EXERCISE PROMPT:
Scan the data for lines with "equiv" and report the count by itself.

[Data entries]
::::::

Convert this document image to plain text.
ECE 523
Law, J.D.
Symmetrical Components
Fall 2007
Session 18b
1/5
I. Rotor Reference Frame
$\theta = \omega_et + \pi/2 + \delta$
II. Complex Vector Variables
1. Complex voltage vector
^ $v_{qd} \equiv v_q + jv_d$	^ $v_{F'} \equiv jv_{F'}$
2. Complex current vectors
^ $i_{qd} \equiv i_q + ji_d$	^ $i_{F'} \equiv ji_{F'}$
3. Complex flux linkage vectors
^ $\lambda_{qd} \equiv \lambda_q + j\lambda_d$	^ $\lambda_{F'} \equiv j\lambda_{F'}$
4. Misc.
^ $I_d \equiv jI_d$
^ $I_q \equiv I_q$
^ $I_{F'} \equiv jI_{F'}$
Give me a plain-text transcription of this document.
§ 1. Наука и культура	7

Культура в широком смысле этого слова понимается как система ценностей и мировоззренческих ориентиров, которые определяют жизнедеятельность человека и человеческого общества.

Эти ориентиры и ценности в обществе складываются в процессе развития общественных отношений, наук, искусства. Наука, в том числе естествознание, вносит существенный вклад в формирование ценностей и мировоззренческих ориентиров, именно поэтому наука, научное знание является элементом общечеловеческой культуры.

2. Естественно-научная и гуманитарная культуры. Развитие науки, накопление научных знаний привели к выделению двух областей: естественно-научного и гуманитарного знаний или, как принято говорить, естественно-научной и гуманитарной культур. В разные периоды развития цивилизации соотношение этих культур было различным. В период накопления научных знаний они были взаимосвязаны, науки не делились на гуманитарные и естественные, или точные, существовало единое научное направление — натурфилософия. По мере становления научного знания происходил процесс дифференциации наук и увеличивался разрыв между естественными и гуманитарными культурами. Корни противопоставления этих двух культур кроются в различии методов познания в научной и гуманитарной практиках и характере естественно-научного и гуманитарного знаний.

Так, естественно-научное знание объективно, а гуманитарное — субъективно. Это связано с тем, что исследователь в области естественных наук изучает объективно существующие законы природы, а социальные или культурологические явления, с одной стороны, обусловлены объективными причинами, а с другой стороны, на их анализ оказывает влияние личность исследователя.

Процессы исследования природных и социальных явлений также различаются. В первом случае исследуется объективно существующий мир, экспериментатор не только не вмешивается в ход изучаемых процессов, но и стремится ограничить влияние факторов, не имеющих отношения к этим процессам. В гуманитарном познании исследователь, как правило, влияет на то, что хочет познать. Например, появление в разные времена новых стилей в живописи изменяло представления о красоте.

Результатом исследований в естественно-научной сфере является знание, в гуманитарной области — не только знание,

::::::

SOLUTION:
6